[START]

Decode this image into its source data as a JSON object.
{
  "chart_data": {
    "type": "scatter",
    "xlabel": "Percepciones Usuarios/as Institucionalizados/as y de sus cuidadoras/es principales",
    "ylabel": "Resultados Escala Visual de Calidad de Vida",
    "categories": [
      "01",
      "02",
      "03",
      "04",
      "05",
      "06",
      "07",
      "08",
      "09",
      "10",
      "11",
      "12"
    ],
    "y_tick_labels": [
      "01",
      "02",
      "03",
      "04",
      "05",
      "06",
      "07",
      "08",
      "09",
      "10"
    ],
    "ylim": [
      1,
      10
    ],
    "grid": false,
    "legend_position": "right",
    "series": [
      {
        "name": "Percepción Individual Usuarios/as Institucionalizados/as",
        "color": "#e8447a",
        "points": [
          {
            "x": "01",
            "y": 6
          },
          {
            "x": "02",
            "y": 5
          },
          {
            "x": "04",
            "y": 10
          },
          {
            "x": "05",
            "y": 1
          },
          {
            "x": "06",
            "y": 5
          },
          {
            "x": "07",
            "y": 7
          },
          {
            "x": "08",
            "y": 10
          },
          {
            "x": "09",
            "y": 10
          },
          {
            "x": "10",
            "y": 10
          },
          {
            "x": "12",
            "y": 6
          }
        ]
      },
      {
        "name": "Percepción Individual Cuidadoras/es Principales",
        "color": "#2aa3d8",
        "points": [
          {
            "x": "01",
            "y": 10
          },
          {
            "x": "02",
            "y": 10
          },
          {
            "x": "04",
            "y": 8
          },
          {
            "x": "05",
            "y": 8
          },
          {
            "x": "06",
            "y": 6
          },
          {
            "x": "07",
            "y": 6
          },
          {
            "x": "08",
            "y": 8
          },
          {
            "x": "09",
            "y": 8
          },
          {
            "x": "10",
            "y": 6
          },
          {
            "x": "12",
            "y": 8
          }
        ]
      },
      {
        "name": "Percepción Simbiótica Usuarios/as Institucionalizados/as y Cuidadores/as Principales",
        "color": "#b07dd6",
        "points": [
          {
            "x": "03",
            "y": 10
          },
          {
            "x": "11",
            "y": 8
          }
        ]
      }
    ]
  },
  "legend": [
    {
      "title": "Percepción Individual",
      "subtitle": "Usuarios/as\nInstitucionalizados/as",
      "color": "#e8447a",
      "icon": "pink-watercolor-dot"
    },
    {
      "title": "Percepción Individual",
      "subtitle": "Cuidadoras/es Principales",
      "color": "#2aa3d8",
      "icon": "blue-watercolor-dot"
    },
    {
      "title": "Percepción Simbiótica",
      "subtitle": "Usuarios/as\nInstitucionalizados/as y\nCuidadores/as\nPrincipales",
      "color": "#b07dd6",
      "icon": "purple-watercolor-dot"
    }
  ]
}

[END]

**TASK REQUIREMENTS:** Extract all lines of the records above that include "watercolor".

**EXERCISE OUTPUT:**
      "icon": "pink-watercolor-dot"
      "icon": "blue-watercolor-dot"
      "icon": "purple-watercolor-dot"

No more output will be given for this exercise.